Stovall saw a cardiologist immediately and received a more serious explanation. After tests, he told her she had moderate to severe narrowing of the opening to her aortic valve, a condition called stenosis. He prescribed a beta blocker to control the fibrillation and suggested a valve replacement in the near future.

Stovall says she followed the advice she gives to others — get a second opinion. She began contacting a national network of oncologists whom she had come to know during years of advocacy. She learned that there were few doctors who knew anything about heart problems brought on by high-dose radiation (except in children). Stovall contacted two specialists, but found that her greatest resource was colleagues who had experienced severe heart problems post-treatment.

Stovall was considering a trip to California to see one of the specialists when a colleague at a major cancer center in another state invited her there for a workup. So in January 2007, she underwent a non-invasive procedure known as computerized angiography (a CT scan of the heart). She received yet another diagnosis: considerable heart problems with significant narrowing of all the major vessels, and pulmonary emboli (blood clots) in her lungs. Recommendation: blood thinners for the clots in her lungs, heart bypass surgery and replacement of the aortic valve.
------------------------
Problem: List every treatment that the passage on Stovall's heart problems says was prescribed, suggested, or recommended for her.

Source information:
------------------------
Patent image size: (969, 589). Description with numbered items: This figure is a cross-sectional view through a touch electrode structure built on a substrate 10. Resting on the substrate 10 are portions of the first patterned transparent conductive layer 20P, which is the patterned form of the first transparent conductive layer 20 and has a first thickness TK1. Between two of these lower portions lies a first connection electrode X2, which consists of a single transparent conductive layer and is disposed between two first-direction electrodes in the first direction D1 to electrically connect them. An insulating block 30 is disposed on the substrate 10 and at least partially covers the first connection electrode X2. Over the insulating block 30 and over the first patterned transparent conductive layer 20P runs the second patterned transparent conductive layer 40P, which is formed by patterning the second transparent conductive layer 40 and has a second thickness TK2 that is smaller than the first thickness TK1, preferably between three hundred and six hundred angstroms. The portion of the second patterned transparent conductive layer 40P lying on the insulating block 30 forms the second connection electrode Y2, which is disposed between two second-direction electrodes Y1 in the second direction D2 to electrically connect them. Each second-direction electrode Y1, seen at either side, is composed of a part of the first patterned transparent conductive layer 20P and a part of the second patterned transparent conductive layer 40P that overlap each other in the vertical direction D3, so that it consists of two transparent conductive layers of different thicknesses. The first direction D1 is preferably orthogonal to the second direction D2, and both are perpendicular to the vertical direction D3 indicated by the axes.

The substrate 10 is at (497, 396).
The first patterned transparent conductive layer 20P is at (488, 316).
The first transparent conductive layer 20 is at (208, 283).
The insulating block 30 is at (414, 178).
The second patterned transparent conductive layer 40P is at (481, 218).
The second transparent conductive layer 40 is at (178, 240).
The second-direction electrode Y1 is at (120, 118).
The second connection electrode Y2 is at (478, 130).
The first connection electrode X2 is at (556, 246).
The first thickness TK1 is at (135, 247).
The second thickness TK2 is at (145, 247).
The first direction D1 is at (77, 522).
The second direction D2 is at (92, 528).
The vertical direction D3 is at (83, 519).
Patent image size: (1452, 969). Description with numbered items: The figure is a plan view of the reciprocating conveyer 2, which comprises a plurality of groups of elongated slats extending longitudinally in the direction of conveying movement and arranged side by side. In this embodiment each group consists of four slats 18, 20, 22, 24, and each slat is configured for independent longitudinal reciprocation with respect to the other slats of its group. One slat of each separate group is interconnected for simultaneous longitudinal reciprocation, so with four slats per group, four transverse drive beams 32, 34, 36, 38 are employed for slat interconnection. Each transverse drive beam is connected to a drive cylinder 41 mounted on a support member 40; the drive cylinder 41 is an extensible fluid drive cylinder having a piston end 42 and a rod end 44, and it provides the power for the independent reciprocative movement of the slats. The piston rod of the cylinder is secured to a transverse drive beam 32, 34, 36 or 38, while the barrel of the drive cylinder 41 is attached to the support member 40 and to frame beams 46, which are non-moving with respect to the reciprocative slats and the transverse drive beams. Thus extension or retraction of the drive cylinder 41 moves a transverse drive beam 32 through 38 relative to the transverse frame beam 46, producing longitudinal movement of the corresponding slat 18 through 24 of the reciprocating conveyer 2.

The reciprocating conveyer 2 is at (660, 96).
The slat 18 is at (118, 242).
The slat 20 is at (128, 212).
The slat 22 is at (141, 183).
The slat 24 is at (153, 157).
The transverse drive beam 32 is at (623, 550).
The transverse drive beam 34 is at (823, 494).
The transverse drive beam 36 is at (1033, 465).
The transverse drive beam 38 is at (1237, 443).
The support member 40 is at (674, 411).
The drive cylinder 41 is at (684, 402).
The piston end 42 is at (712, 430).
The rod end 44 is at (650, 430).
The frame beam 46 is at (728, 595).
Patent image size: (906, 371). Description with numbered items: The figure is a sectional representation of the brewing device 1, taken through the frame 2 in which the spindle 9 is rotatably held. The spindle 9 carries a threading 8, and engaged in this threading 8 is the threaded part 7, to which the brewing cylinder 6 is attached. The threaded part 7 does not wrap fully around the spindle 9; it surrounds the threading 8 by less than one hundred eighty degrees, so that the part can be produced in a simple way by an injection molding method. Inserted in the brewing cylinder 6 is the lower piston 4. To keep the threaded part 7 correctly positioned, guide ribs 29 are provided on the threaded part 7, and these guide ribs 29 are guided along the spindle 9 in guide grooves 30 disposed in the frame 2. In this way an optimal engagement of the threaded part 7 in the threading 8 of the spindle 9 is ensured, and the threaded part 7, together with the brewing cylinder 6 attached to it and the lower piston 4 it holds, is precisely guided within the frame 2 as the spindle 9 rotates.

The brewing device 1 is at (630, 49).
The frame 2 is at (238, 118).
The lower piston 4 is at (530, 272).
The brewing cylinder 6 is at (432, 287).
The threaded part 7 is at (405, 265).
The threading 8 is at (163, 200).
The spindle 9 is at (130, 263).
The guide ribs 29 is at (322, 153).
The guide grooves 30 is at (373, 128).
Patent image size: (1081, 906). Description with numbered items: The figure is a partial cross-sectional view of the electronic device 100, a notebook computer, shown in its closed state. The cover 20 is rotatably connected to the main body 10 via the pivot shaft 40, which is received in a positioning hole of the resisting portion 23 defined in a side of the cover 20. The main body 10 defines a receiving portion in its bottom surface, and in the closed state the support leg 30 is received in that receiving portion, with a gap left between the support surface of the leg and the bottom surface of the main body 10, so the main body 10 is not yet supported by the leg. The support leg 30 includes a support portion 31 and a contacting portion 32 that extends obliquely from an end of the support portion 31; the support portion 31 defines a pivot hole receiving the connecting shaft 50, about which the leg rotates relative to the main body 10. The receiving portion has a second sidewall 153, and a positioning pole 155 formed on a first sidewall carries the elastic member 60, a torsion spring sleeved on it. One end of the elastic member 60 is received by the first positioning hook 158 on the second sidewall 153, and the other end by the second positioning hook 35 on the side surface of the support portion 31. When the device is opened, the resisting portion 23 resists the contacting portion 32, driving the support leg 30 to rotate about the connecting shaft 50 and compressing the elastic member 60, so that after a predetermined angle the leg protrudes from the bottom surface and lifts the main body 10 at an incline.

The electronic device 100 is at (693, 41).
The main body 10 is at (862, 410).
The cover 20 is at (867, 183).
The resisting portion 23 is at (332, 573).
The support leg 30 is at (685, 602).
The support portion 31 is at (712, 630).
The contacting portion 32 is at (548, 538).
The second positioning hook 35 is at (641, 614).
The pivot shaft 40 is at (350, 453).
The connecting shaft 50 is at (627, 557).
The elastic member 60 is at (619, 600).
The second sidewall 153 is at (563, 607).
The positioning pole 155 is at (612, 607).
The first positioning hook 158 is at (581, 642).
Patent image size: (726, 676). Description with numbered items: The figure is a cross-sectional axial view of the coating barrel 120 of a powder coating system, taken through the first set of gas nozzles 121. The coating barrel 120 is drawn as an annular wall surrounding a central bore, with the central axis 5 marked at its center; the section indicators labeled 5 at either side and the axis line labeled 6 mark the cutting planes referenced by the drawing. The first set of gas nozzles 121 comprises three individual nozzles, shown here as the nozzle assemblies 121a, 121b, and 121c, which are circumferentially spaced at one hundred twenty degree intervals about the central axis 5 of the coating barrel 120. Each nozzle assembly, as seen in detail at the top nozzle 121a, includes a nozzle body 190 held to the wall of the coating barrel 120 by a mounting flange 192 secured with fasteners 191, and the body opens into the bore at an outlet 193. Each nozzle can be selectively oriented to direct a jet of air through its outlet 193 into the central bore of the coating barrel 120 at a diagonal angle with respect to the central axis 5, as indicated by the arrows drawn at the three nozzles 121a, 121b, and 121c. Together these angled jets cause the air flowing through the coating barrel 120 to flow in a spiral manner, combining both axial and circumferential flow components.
------------------------
Problem solution:
- A beta blocker to control the fibrillation
- Replacement of the aortic valve (suggested by the cardiologist and recommended again after the January 2007 workup)
- Blood thinners for the clots in her lungs
- Heart bypass surgery